Given request ▸ With the images removed, repeat the data below exactly.

Source data ▸
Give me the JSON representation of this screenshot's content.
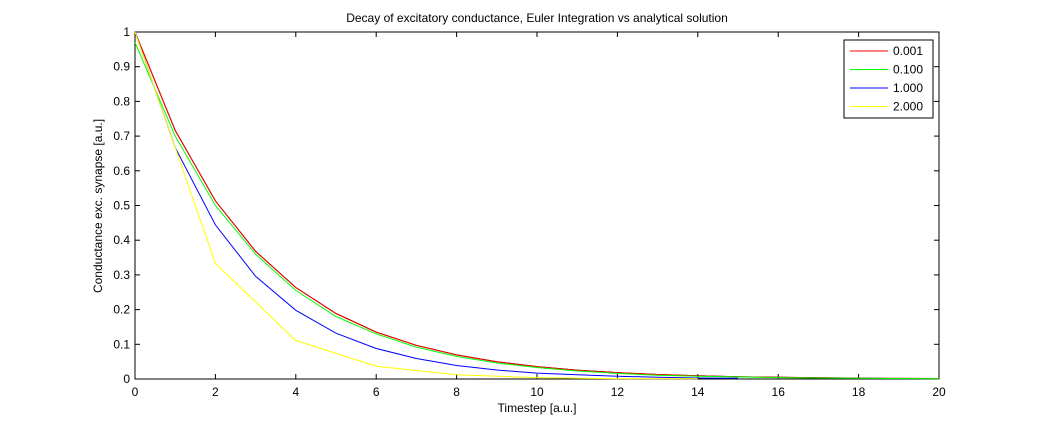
{
  "chart_data": {
    "type": "line",
    "title": "Decay of excitatory conductance, Euler Integration vs analytical solution",
    "xlabel": "Timestep [a.u.]",
    "ylabel": "Conductance exc. synapse [a.u.]",
    "xlim": [
      0,
      20
    ],
    "ylim": [
      0,
      1
    ],
    "xticks": [
      "0",
      "2",
      "4",
      "6",
      "8",
      "10",
      "12",
      "14",
      "16",
      "18",
      "20"
    ],
    "yticks": [
      "0",
      "0.1",
      "0.2",
      "0.3",
      "0.4",
      "0.5",
      "0.6",
      "0.7",
      "0.8",
      "0.9",
      "1"
    ],
    "grid": false,
    "legend_position": "top-right",
    "series": [
      {
        "name": "",
        "color": "#000000",
        "x": [
          0,
          1,
          2,
          3,
          4,
          5,
          6,
          7,
          8,
          9,
          10,
          11,
          12,
          13,
          14,
          15,
          16,
          17,
          18,
          19,
          20
        ],
        "y": [
          1.0,
          0.7165,
          0.5134,
          0.3679,
          0.2636,
          0.1889,
          0.1353,
          0.097,
          0.0695,
          0.0498,
          0.0357,
          0.0256,
          0.0183,
          0.0131,
          0.0094,
          0.0067,
          0.0048,
          0.0035,
          0.0025,
          0.0018,
          0.0013
        ]
      },
      {
        "name": "0.001",
        "color": "#ff0000",
        "x": [
          0,
          1,
          2,
          3,
          4,
          5,
          6,
          7,
          8,
          9,
          10,
          11,
          12,
          13,
          14,
          15,
          16,
          17,
          18,
          19,
          20
        ],
        "y": [
          1.0,
          0.7164,
          0.5133,
          0.3677,
          0.2634,
          0.1887,
          0.1352,
          0.0969,
          0.0694,
          0.0497,
          0.0356,
          0.0255,
          0.0183,
          0.0131,
          0.0094,
          0.0067,
          0.0048,
          0.0035,
          0.0025,
          0.0018,
          0.0013
        ]
      },
      {
        "name": "0.100",
        "color": "#00ff00",
        "x": [
          0,
          1,
          2,
          3,
          4,
          5,
          6,
          7,
          8,
          9,
          10,
          11,
          12,
          13,
          14,
          15,
          16,
          17,
          18,
          19,
          20
        ],
        "y": [
          0.97,
          0.7,
          0.5,
          0.36,
          0.255,
          0.18,
          0.13,
          0.092,
          0.065,
          0.046,
          0.033,
          0.023,
          0.016,
          0.011,
          0.008,
          0.006,
          0.004,
          0.003,
          0.002,
          0.0015,
          0.001
        ]
      },
      {
        "name": "1.000",
        "color": "#0000ff",
        "x": [
          0,
          1,
          2,
          3,
          4,
          5,
          6,
          7,
          8,
          9,
          10,
          11,
          12,
          13,
          14,
          15
        ],
        "y": [
          1.0,
          0.667,
          0.444,
          0.296,
          0.198,
          0.132,
          0.088,
          0.059,
          0.039,
          0.026,
          0.017,
          0.012,
          0.008,
          0.005,
          0.003,
          0.002
        ]
      },
      {
        "name": "2.000",
        "color": "#ffff00",
        "x": [
          0,
          2,
          4,
          6,
          8,
          10,
          12,
          14
        ],
        "y": [
          1.0,
          0.333,
          0.111,
          0.037,
          0.012,
          0.004,
          0.001,
          0.0005
        ]
      }
    ]
  }
}
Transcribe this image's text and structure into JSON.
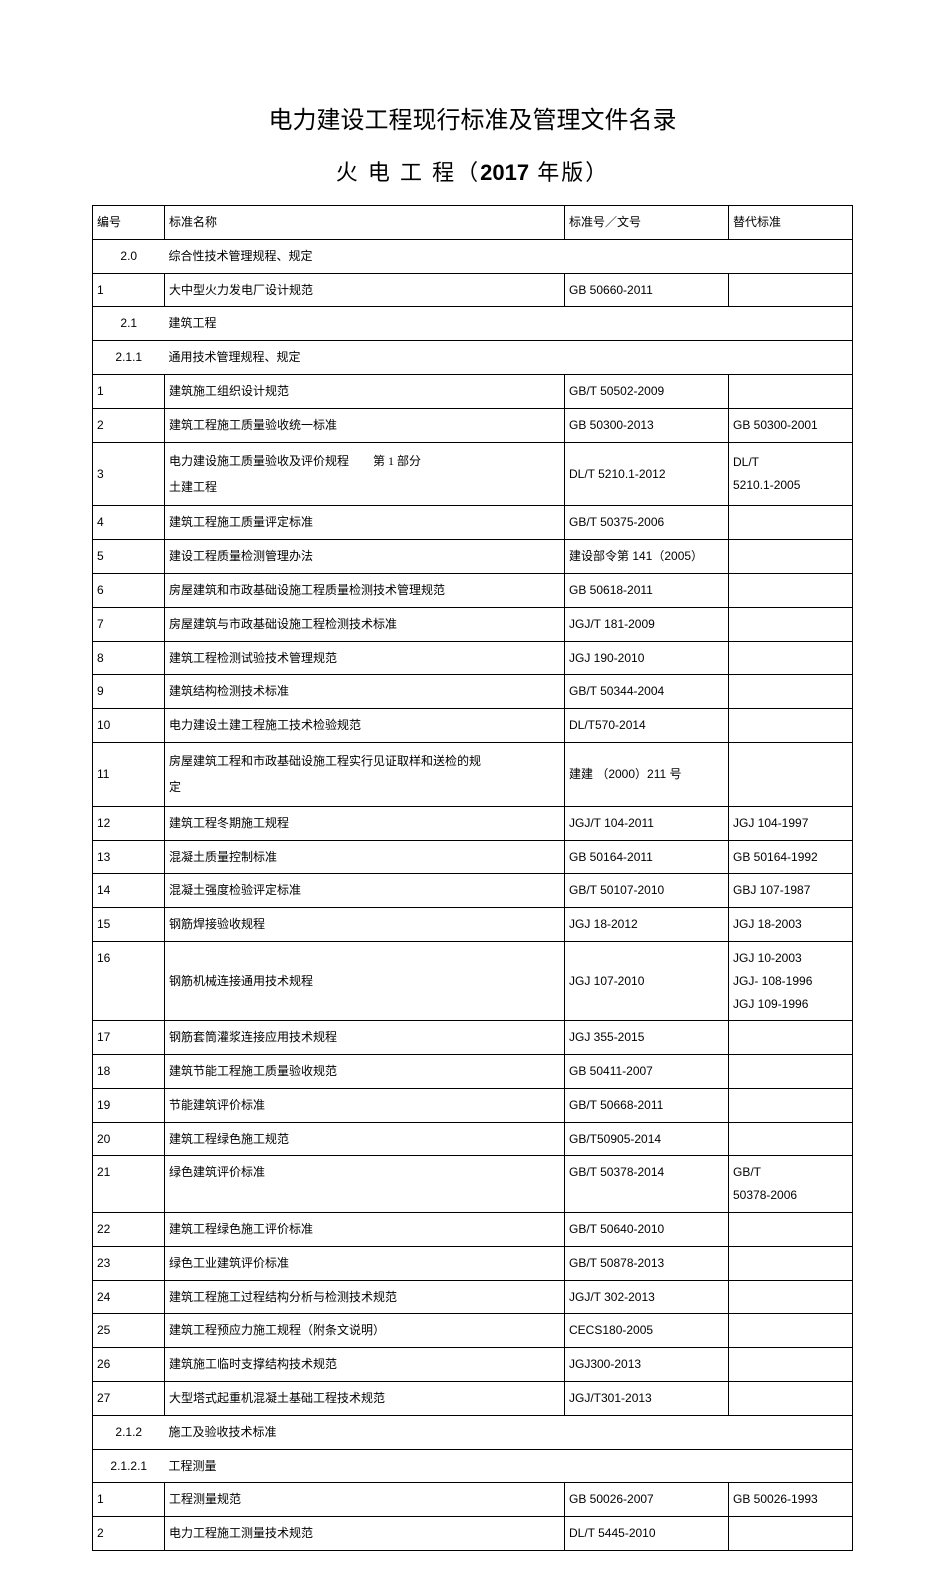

Result for this task ▸
Give me the JSON representation of this screenshot's content.
{
  "chart_data": {
    "type": "line",
    "title": "Decay of excitatory conductance, Euler Integration vs analytical solution",
    "xlabel": "Timestep [a.u.]",
    "ylabel": "Conductance exc. synapse [a.u.]",
    "xlim": [
      0,
      20
    ],
    "ylim": [
      0,
      1
    ],
    "xticks": [
      "0",
      "2",
      "4",
      "6",
      "8",
      "10",
      "12",
      "14",
      "16",
      "18",
      "20"
    ],
    "yticks": [
      "0",
      "0.1",
      "0.2",
      "0.3",
      "0.4",
      "0.5",
      "0.6",
      "0.7",
      "0.8",
      "0.9",
      "1"
    ],
    "grid": false,
    "legend_position": "top-right",
    "series": [
      {
        "name": "",
        "color": "#000000",
        "x": [
          0,
          1,
          2,
          3,
          4,
          5,
          6,
          7,
          8,
          9,
          10,
          11,
          12,
          13,
          14,
          15,
          16,
          17,
          18,
          19,
          20
        ],
        "y": [
          1.0,
          0.7165,
          0.5134,
          0.3679,
          0.2636,
          0.1889,
          0.1353,
          0.097,
          0.0695,
          0.0498,
          0.0357,
          0.0256,
          0.0183,
          0.0131,
          0.0094,
          0.0067,
          0.0048,
          0.0035,
          0.0025,
          0.0018,
          0.0013
        ]
      },
      {
        "name": "0.001",
        "color": "#ff0000",
        "x": [
          0,
          1,
          2,
          3,
          4,
          5,
          6,
          7,
          8,
          9,
          10,
          11,
          12,
          13,
          14,
          15,
          16,
          17,
          18,
          19,
          20
        ],
        "y": [
          1.0,
          0.7164,
          0.5133,
          0.3677,
          0.2634,
          0.1887,
          0.1352,
          0.0969,
          0.0694,
          0.0497,
          0.0356,
          0.0255,
          0.0183,
          0.0131,
          0.0094,
          0.0067,
          0.0048,
          0.0035,
          0.0025,
          0.0018,
          0.0013
        ]
      },
      {
        "name": "0.100",
        "color": "#00ff00",
        "x": [
          0,
          1,
          2,
          3,
          4,
          5,
          6,
          7,
          8,
          9,
          10,
          11,
          12,
          13,
          14,
          15,
          16,
          17,
          18,
          19,
          20
        ],
        "y": [
          0.97,
          0.7,
          0.5,
          0.36,
          0.255,
          0.18,
          0.13,
          0.092,
          0.065,
          0.046,
          0.033,
          0.023,
          0.016,
          0.011,
          0.008,
          0.006,
          0.004,
          0.003,
          0.002,
          0.0015,
          0.001
        ]
      },
      {
        "name": "1.000",
        "color": "#0000ff",
        "x": [
          0,
          1,
          2,
          3,
          4,
          5,
          6,
          7,
          8,
          9,
          10,
          11,
          12,
          13,
          14,
          15
        ],
        "y": [
          1.0,
          0.667,
          0.444,
          0.296,
          0.198,
          0.132,
          0.088,
          0.059,
          0.039,
          0.026,
          0.017,
          0.012,
          0.008,
          0.005,
          0.003,
          0.002
        ]
      },
      {
        "name": "2.000",
        "color": "#ffff00",
        "x": [
          0,
          2,
          4,
          6,
          8,
          10,
          12,
          14
        ],
        "y": [
          1.0,
          0.333,
          0.111,
          0.037,
          0.012,
          0.004,
          0.001,
          0.0005
        ]
      }
    ]
  }
}
Transcribe this image's text and structure into JSON.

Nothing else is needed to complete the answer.